===== RECORDS TO PROCESS =====

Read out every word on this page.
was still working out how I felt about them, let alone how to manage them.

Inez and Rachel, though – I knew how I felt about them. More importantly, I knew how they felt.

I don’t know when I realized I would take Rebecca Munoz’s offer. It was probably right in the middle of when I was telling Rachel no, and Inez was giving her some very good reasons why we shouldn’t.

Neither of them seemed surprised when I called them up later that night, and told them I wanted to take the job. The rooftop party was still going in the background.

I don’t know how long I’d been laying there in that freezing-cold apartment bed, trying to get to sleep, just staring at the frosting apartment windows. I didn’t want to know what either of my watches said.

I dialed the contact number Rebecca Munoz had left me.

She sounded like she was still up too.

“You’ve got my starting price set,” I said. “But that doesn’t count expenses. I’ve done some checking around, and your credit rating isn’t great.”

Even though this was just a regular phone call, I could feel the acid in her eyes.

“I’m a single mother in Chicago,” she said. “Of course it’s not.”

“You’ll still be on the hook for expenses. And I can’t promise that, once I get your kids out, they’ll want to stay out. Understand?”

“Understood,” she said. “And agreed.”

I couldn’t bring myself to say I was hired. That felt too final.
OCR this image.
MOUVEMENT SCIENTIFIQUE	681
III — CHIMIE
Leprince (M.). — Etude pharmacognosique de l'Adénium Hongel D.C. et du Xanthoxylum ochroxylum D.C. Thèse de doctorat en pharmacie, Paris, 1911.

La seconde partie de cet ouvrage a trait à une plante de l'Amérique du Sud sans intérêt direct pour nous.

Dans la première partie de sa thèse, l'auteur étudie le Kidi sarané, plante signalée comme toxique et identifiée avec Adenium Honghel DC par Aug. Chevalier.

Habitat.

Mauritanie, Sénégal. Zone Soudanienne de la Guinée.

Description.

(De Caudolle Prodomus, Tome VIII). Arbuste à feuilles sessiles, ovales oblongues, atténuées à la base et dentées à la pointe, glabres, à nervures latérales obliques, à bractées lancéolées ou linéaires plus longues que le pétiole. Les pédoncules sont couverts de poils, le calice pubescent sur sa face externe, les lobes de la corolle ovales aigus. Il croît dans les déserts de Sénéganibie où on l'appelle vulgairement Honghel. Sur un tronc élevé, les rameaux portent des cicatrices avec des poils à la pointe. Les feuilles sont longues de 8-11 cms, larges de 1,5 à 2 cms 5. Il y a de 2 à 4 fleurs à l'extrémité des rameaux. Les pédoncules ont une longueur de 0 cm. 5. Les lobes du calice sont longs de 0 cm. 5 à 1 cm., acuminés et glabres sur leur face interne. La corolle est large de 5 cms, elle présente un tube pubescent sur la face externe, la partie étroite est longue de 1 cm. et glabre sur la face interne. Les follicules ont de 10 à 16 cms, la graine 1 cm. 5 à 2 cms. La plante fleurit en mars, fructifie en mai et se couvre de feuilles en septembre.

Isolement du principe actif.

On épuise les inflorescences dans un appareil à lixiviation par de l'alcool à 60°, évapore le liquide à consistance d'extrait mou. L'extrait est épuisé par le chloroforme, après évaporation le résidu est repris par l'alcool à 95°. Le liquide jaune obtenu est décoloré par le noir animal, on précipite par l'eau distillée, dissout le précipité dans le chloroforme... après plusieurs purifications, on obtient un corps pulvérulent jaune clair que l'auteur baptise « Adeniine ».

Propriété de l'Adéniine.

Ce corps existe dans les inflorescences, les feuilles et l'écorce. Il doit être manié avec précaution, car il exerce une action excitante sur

=====
===== RECORDS TO PROCESS =====

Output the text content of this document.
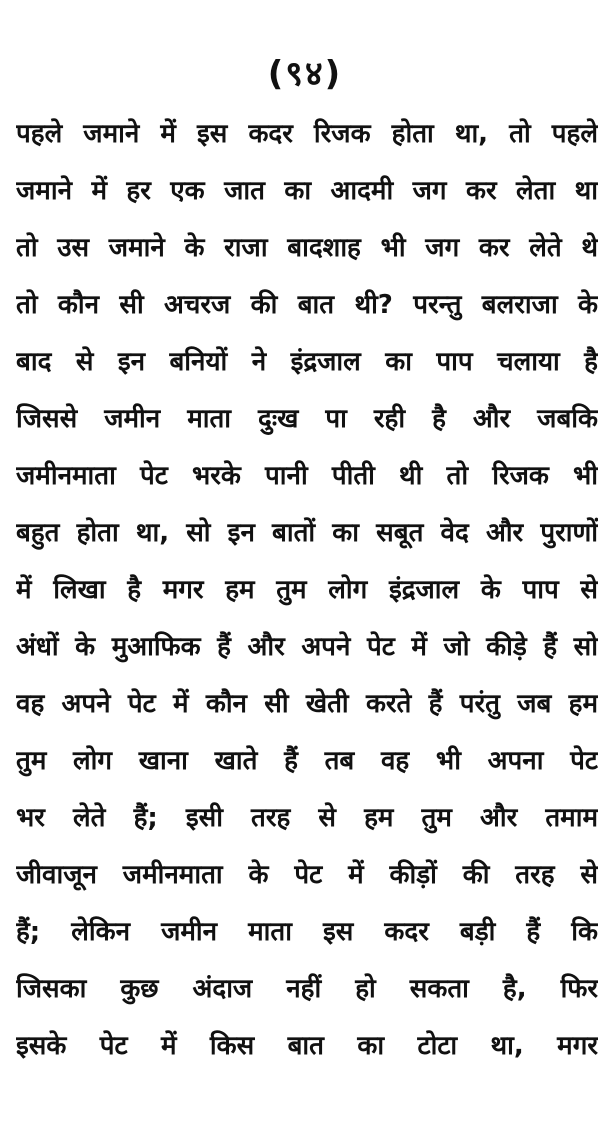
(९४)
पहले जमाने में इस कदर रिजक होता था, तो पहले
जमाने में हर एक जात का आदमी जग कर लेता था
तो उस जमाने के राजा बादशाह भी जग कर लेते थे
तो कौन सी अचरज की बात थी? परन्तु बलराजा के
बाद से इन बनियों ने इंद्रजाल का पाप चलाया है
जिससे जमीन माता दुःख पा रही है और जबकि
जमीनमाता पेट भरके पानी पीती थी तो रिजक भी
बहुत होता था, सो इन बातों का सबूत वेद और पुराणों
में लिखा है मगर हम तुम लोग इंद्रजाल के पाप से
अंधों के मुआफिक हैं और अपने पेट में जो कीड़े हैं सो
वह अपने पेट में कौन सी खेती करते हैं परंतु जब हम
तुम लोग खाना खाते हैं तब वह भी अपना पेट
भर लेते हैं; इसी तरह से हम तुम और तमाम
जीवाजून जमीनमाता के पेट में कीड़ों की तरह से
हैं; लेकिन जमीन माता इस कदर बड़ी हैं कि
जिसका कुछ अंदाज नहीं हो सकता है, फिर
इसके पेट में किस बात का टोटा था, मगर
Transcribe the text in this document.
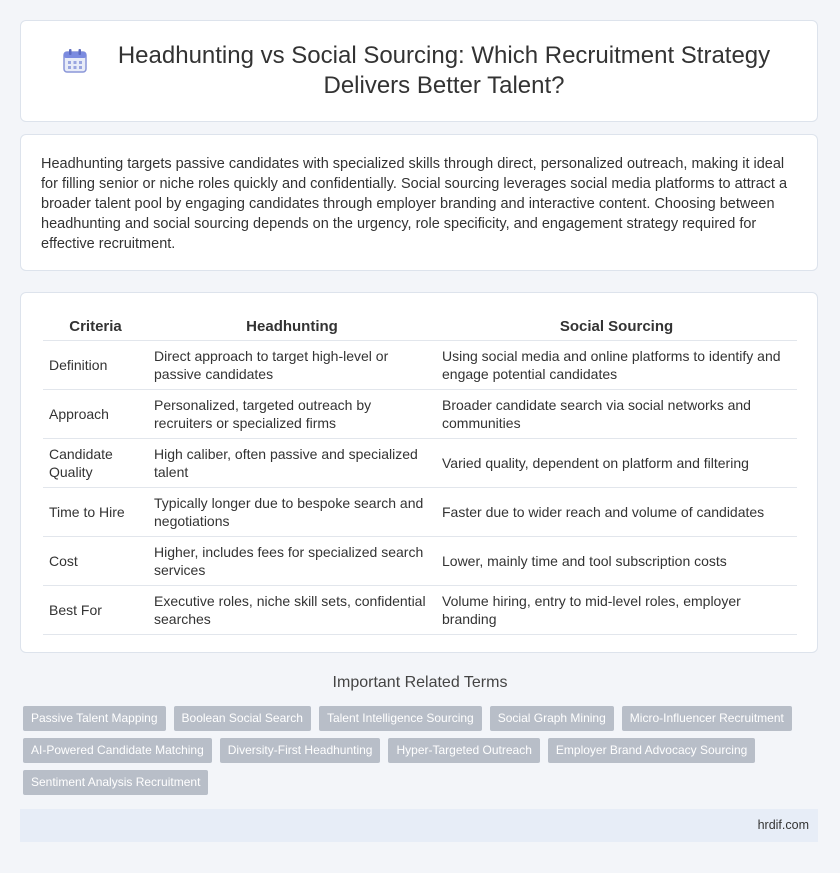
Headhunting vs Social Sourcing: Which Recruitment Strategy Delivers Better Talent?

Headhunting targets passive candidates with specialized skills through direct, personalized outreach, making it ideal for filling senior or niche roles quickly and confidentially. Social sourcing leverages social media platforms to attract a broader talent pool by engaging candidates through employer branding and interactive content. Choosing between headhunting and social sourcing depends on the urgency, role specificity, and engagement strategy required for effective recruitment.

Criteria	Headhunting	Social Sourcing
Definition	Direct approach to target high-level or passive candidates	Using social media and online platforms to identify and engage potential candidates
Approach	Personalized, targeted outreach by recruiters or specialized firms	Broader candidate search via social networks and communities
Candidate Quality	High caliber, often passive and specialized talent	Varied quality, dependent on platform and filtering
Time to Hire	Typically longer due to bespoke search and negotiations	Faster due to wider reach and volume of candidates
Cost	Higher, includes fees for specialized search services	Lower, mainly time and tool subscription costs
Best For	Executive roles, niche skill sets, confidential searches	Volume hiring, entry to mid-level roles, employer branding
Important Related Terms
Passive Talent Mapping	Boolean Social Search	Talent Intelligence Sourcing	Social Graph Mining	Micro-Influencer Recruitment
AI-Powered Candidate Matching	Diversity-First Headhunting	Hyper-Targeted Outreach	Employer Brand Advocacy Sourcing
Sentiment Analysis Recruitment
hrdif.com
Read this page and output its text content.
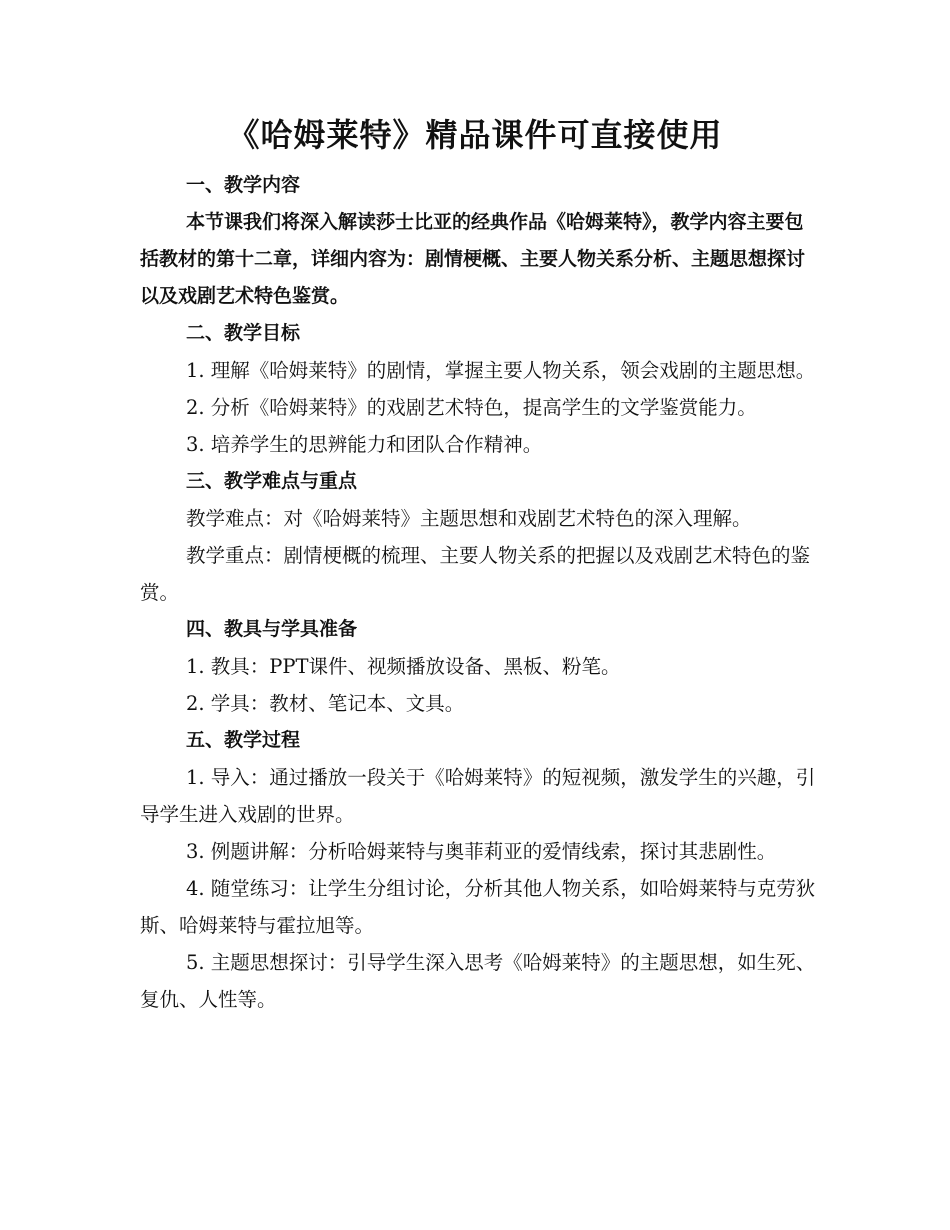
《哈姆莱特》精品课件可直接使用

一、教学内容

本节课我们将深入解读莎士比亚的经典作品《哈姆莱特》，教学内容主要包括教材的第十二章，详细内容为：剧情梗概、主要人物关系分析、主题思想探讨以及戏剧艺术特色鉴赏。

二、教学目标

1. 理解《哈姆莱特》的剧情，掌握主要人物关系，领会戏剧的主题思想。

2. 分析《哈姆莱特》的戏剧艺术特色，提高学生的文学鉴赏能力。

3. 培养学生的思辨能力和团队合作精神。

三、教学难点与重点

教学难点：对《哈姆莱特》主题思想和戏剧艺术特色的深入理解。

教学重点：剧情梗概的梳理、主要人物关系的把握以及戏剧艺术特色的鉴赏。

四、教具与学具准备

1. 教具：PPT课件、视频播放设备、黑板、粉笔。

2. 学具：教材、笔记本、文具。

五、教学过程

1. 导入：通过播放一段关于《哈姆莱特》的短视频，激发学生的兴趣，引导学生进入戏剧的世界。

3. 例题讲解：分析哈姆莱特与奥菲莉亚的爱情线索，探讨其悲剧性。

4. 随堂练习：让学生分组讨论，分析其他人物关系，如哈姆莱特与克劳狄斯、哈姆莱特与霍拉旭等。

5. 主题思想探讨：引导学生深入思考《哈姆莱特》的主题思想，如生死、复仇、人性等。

=====

Return each line among the entries that holds the word "Rachel".

Inez and Rachel, though – I knew how I felt about them. More importantly, I knew how they felt.
I don’t know when I realized I would take Rebecca Munoz’s offer. It was probably right in the middle of when I was telling Rachel no, and Inez was giving her some very good reasons why we shouldn’t.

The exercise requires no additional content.